Objective
Exactly repeat the material, dropping only the pictures.

Items from a figure collection:
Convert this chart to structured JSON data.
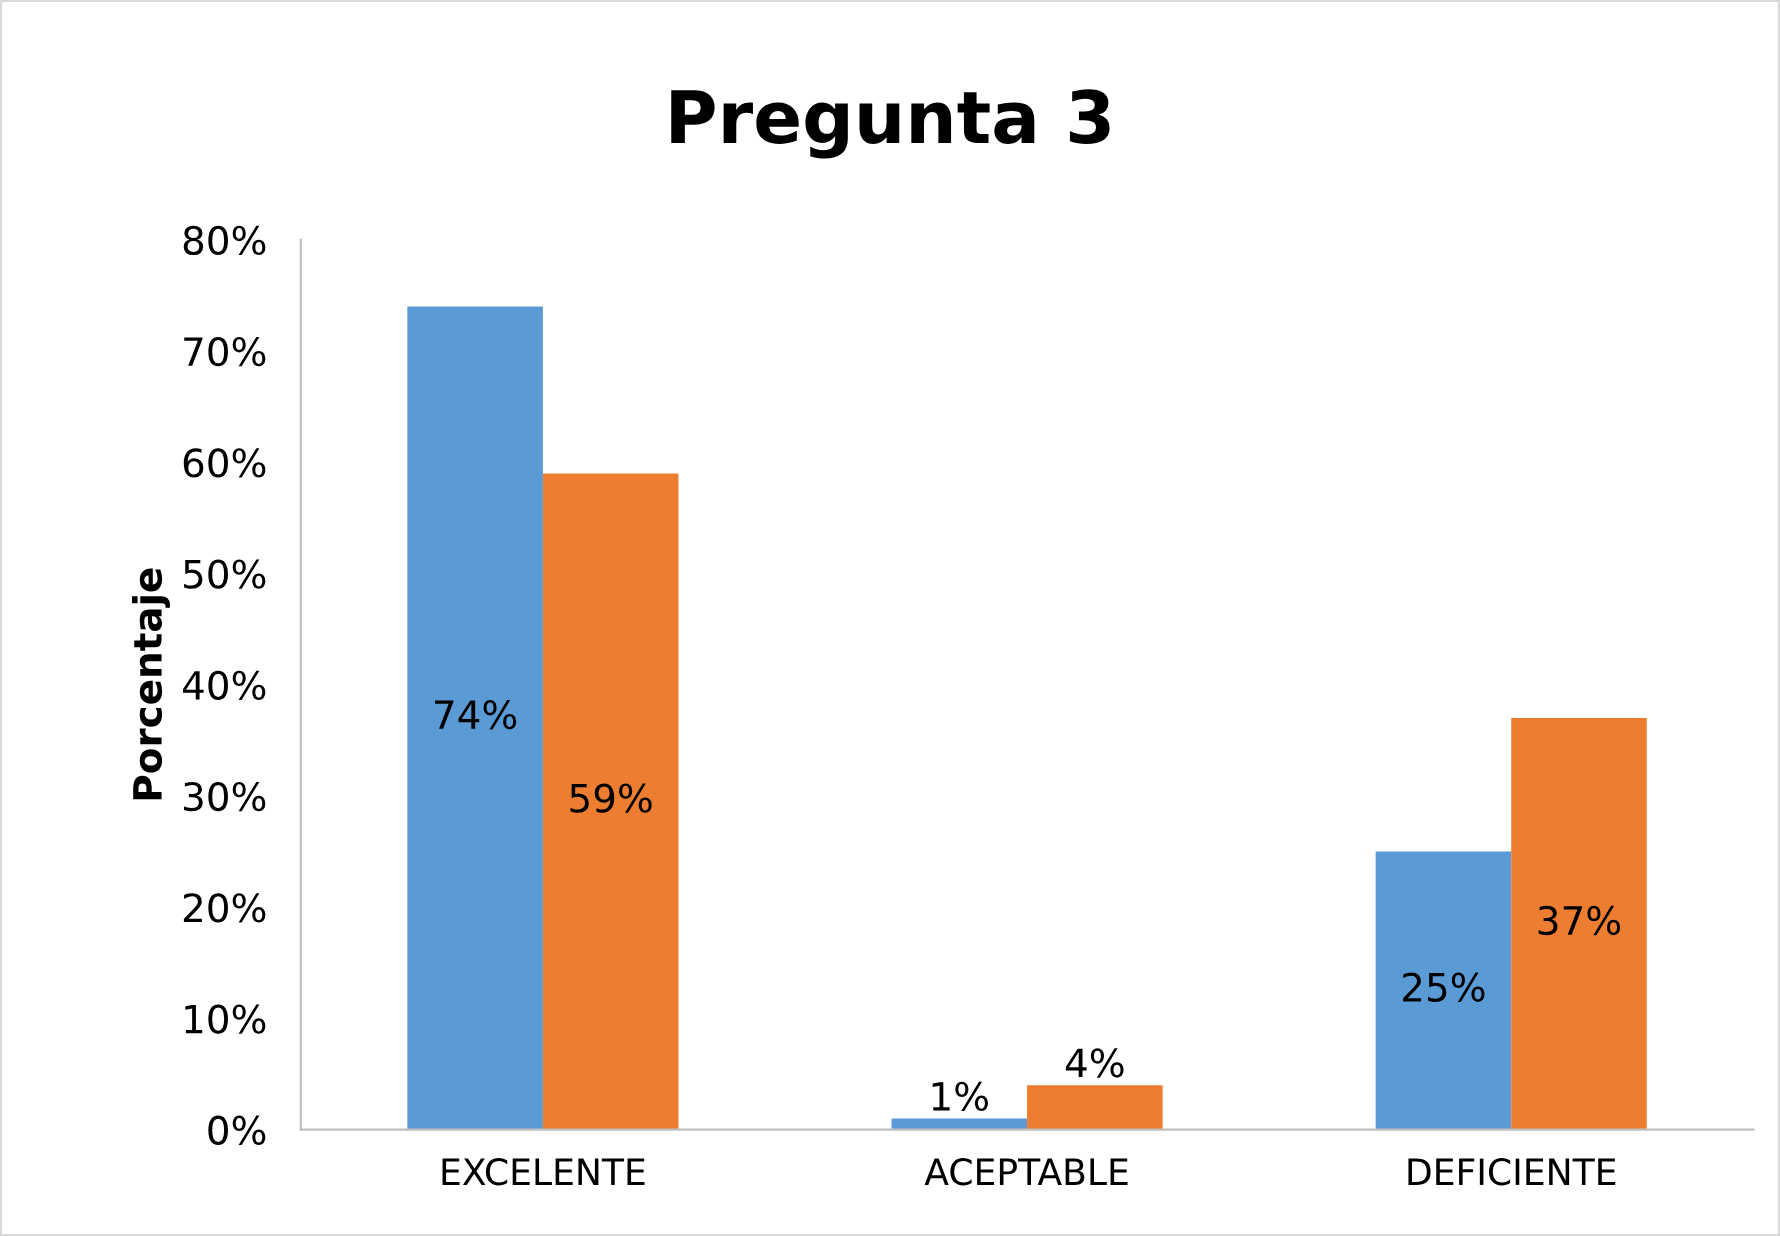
{
  "chart_data": {
    "type": "bar",
    "title": "Pregunta 3",
    "ylabel": "Porcentaje",
    "categories": [
      "EXCELENTE",
      "ACEPTABLE",
      "DEFICIENTE"
    ],
    "series": [
      {
        "color": "#5b9bd5",
        "values": [
          74,
          1,
          25
        ],
        "value_labels": [
          "74%",
          "1%",
          "25%"
        ]
      },
      {
        "color": "#ed7d31",
        "values": [
          59,
          4,
          37
        ],
        "value_labels": [
          "59%",
          "4%",
          "37%"
        ]
      }
    ],
    "ylim": [
      0,
      80
    ],
    "yticks": [
      {
        "value": 0,
        "label": "0%"
      },
      {
        "value": 10,
        "label": "10%"
      },
      {
        "value": 20,
        "label": "20%"
      },
      {
        "value": 30,
        "label": "30%"
      },
      {
        "value": 40,
        "label": "40%"
      },
      {
        "value": 50,
        "label": "50%"
      },
      {
        "value": 60,
        "label": "60%"
      },
      {
        "value": 70,
        "label": "70%"
      },
      {
        "value": 80,
        "label": "80%"
      }
    ],
    "grid": false,
    "legend": false
  }
}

Solution for this exercise
Convert this chart to structured JSON data.
{
  "chart_data": {
    "type": "bar",
    "title": "Pregunta 3",
    "ylabel": "Porcentaje",
    "categories": [
      "EXCELENTE",
      "ACEPTABLE",
      "DEFICIENTE"
    ],
    "series": [
      {
        "color": "#5b9bd5",
        "values": [
          74,
          1,
          25
        ],
        "value_labels": [
          "74%",
          "1%",
          "25%"
        ]
      },
      {
        "color": "#ed7d31",
        "values": [
          59,
          4,
          37
        ],
        "value_labels": [
          "59%",
          "4%",
          "37%"
        ]
      }
    ],
    "ylim": [
      0,
      80
    ],
    "yticks": [
      {
        "value": 0,
        "label": "0%"
      },
      {
        "value": 10,
        "label": "10%"
      },
      {
        "value": 20,
        "label": "20%"
      },
      {
        "value": 30,
        "label": "30%"
      },
      {
        "value": 40,
        "label": "40%"
      },
      {
        "value": 50,
        "label": "50%"
      },
      {
        "value": 60,
        "label": "60%"
      },
      {
        "value": 70,
        "label": "70%"
      },
      {
        "value": 80,
        "label": "80%"
      }
    ],
    "grid": false,
    "legend": false
  }
}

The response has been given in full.